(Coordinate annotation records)
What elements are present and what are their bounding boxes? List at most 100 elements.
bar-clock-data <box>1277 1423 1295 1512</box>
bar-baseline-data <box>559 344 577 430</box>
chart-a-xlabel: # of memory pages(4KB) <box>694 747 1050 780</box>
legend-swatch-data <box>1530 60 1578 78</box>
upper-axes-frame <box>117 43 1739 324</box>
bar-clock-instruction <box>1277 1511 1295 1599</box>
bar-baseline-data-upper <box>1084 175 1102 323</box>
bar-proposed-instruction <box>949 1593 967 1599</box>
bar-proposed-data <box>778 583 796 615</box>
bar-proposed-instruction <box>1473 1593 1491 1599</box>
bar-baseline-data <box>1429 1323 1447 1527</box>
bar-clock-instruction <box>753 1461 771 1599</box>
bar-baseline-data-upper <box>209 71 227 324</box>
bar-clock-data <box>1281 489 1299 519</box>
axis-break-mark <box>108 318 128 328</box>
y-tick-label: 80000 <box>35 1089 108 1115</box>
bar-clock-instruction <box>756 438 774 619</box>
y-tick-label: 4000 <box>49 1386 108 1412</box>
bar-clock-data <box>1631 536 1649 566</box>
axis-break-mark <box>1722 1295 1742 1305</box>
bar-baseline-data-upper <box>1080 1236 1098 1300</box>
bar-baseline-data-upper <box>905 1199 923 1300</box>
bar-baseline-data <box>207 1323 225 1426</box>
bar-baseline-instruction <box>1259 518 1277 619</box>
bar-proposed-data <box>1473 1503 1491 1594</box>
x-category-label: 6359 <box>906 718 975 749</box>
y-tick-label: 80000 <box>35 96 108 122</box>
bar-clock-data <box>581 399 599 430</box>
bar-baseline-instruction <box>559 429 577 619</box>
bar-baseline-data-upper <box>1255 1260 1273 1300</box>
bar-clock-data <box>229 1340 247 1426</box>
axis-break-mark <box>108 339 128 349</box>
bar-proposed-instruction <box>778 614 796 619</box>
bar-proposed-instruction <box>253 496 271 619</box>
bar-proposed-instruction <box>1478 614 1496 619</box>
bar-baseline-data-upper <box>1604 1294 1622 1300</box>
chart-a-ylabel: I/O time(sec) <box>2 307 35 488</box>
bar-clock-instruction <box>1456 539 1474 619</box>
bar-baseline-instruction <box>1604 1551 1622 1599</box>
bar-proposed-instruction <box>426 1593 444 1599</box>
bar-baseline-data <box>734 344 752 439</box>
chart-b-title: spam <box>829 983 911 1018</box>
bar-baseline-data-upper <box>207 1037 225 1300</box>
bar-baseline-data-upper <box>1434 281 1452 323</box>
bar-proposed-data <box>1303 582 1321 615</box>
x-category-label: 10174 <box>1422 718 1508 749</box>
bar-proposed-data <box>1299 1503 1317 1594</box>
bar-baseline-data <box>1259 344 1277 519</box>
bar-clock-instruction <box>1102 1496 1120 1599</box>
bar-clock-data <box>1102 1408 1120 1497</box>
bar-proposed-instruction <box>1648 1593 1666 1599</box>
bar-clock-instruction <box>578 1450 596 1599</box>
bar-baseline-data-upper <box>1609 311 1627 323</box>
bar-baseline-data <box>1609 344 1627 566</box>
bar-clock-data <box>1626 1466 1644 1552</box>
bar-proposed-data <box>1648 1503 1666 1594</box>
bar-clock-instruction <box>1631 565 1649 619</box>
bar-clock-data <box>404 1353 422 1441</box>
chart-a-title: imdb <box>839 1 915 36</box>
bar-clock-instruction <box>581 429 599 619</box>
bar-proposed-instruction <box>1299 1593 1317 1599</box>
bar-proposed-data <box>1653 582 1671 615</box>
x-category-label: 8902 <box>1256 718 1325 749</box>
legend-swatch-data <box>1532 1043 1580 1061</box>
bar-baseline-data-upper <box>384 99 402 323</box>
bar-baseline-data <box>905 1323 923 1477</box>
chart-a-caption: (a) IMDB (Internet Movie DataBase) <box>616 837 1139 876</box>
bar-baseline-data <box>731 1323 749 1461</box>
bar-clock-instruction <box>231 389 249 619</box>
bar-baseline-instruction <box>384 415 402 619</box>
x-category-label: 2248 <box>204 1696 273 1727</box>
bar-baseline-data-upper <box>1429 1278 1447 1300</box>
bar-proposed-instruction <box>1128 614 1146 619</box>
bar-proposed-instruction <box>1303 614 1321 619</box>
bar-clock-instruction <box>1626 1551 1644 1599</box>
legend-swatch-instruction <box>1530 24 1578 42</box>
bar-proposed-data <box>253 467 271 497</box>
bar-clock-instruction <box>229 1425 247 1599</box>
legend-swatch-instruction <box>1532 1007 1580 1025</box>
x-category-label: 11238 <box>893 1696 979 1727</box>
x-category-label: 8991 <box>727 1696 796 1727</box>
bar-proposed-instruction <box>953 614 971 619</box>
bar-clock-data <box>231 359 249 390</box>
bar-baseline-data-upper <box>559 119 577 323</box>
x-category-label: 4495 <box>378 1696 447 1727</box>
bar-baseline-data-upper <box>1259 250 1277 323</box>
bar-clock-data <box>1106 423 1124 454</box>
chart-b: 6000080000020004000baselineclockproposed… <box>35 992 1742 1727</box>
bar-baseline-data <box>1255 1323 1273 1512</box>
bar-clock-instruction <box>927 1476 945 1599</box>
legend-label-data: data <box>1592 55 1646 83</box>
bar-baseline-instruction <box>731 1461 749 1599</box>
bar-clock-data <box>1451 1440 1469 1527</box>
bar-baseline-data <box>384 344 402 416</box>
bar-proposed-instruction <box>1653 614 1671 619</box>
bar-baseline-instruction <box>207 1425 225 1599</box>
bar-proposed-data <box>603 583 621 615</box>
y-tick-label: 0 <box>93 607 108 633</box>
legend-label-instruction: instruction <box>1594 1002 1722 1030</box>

THE TASK: Please identify each line in the data above that contains the string "title" and copy every such line in full.

RESULT OF THE TASK:
chart-b-title: spam <box>829 983 911 1018</box>
chart-a-title: imdb <box>839 1 915 36</box>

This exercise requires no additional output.